Dataset items:
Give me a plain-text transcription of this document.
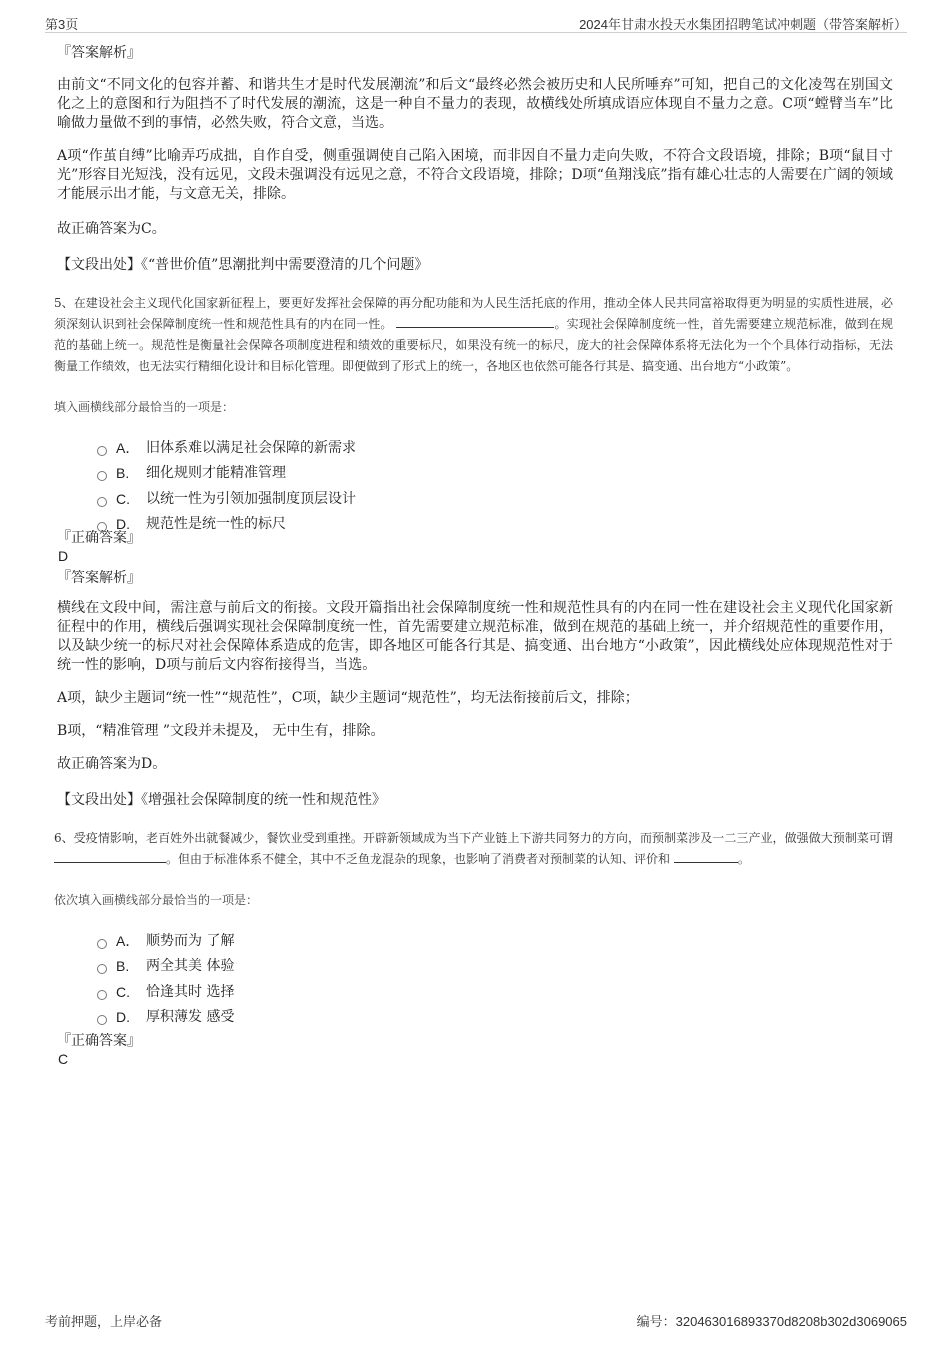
第3页	2024年甘肃水投天水集团招聘笔试冲刺题（带答案解析）
『答案解析』

由前文“不同文化的包容并蓄、和谐共生才是时代发展潮流”和后文“最终必然会被历史和人民所唾弃”可知，把自己的文化凌驾在别国文化之上的意图和行为阻挡不了时代发展的潮流，这是一种自不量力的表现，故横线处所填成语应体现自不量力之意。C项“螳臂当车”比喻做力量做不到的事情，必然失败，符合文意，当选。

A项“作茧自缚”比喻弄巧成拙，自作自受，侧重强调使自己陷入困境，而非因自不量力走向失败，不符合文段语境，排除；B项“鼠目寸光”形容目光短浅，没有远见，文段未强调没有远见之意，不符合文段语境，排除；D项“鱼翔浅底”指有雄心壮志的人需要在广阔的领域才能展示出才能，与文意无关，排除。

故正确答案为C。

【文段出处】《“普世价值”思潮批判中需要澄清的几个问题》

5、在建设社会主义现代化国家新征程上，要更好发挥社会保障的再分配功能和为人民生活托底的作用，推动全体人民共同富裕取得更为明显的实质性进展，必须深刻认识到社会保障制度统一性和规范性具有的内在同一性。	。实现社会保障制度统一性，首先需要建立规范标准，做到在规范的基础上统一。规范性是衡量社会保障各项制度进程和绩效的重要标尺，如果没有统一的标尺，庞大的社会保障体系将无法化为一个个具体行动指标，无法衡量工作绩效，也无法实行精细化设计和目标化管理。即便做到了形式上的统一，各地区也依然可能各行其是、搞变通、出台地方“小政策”。

填入画横线部分最恰当的一项是：

A． 旧体系难以满足社会保障的新需求
B.	细化规则才能精准管理
C.	以统一性为引领加强制度顶层设计
D.	规范性是统一性的标尺
『正确答案』
D
『答案解析』

横线在文段中间，需注意与前后文的衔接。文段开篇指出社会保障制度统一性和规范性具有的内在同一性在建设社会主义现代化国家新征程中的作用，横线后强调实现社会保障制度统一性，首先需要建立规范标准，做到在规范的基础上统一，并介绍规范性的重要作用，以及缺少统一的标尺对社会保障体系造成的危害，即各地区可能各行其是、搞变通、出台地方“小政策”，因此横线处应体现规范性对于统一性的影响，D项与前后文内容衔接得当，当选。

A项，缺少主题词“统一性”“规范性”，C项，缺少主题词“规范性”，均无法衔接前后文，排除；

B项，“精准管理 ”文段并未提及， 无中生有，排除。

故正确答案为D。

【文段出处】《增强社会保障制度的统一性和规范性》

6、受疫情影响，老百姓外出就餐减少，餐饮业受到重挫。开辟新领域成为当下产业链上下游共同努力的方向，而预制菜涉及一二三产业，做强做大预制菜可谓 。但由于标准体系不健全，其中不乏鱼龙混杂的现象，也影响了消费者对预制菜的认知、评价和	。

依次填入画横线部分最恰当的一项是：

A． 顺势而为 了解
B.	两全其美 体验
C.	恰逢其时 选择
D.	厚积薄发 感受
『正确答案』
C
考前押题，上岸必备	编号：320463016893370d8208b302d3069065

**Work to do**
Transcribe the preceding listing in its entirety and with exact wording, leaving out pictures.

**The response**
Give me a plain-text transcription of this document.
第3页	2024年甘肃水投天水集团招聘笔试冲刺题（带答案解析）
『答案解析』

由前文“不同文化的包容并蓄、和谐共生才是时代发展潮流”和后文“最终必然会被历史和人民所唾弃”可知，把自己的文化凌驾在别国文化之上的意图和行为阻挡不了时代发展的潮流，这是一种自不量力的表现，故横线处所填成语应体现自不量力之意。C项“螳臂当车”比喻做力量做不到的事情，必然失败，符合文意，当选。

A项“作茧自缚”比喻弄巧成拙，自作自受，侧重强调使自己陷入困境，而非因自不量力走向失败，不符合文段语境，排除；B项“鼠目寸光”形容目光短浅，没有远见，文段未强调没有远见之意，不符合文段语境，排除；D项“鱼翔浅底”指有雄心壮志的人需要在广阔的领域才能展示出才能，与文意无关，排除。

故正确答案为C。

【文段出处】《“普世价值”思潮批判中需要澄清的几个问题》

5、在建设社会主义现代化国家新征程上，要更好发挥社会保障的再分配功能和为人民生活托底的作用，推动全体人民共同富裕取得更为明显的实质性进展，必须深刻认识到社会保障制度统一性和规范性具有的内在同一性。	。实现社会保障制度统一性，首先需要建立规范标准，做到在规范的基础上统一。规范性是衡量社会保障各项制度进程和绩效的重要标尺，如果没有统一的标尺，庞大的社会保障体系将无法化为一个个具体行动指标，无法衡量工作绩效，也无法实行精细化设计和目标化管理。即便做到了形式上的统一，各地区也依然可能各行其是、搞变通、出台地方“小政策”。

填入画横线部分最恰当的一项是：

A． 旧体系难以满足社会保障的新需求
B.	细化规则才能精准管理
C.	以统一性为引领加强制度顶层设计
D.	规范性是统一性的标尺
『正确答案』
D
『答案解析』

横线在文段中间，需注意与前后文的衔接。文段开篇指出社会保障制度统一性和规范性具有的内在同一性在建设社会主义现代化国家新征程中的作用，横线后强调实现社会保障制度统一性，首先需要建立规范标准，做到在规范的基础上统一，并介绍规范性的重要作用，以及缺少统一的标尺对社会保障体系造成的危害，即各地区可能各行其是、搞变通、出台地方“小政策”，因此横线处应体现规范性对于统一性的影响，D项与前后文内容衔接得当，当选。

A项，缺少主题词“统一性”“规范性”，C项，缺少主题词“规范性”，均无法衔接前后文，排除；

B项，“精准管理 ”文段并未提及， 无中生有，排除。

故正确答案为D。

【文段出处】《增强社会保障制度的统一性和规范性》

6、受疫情影响，老百姓外出就餐减少，餐饮业受到重挫。开辟新领域成为当下产业链上下游共同努力的方向，而预制菜涉及一二三产业，做强做大预制菜可谓 。但由于标准体系不健全，其中不乏鱼龙混杂的现象，也影响了消费者对预制菜的认知、评价和	。

依次填入画横线部分最恰当的一项是：

A． 顺势而为 了解
B.	两全其美 体验
C.	恰逢其时 选择
D.	厚积薄发 感受
『正确答案』
C
考前押题，上岸必备	编号：320463016893370d8208b302d3069065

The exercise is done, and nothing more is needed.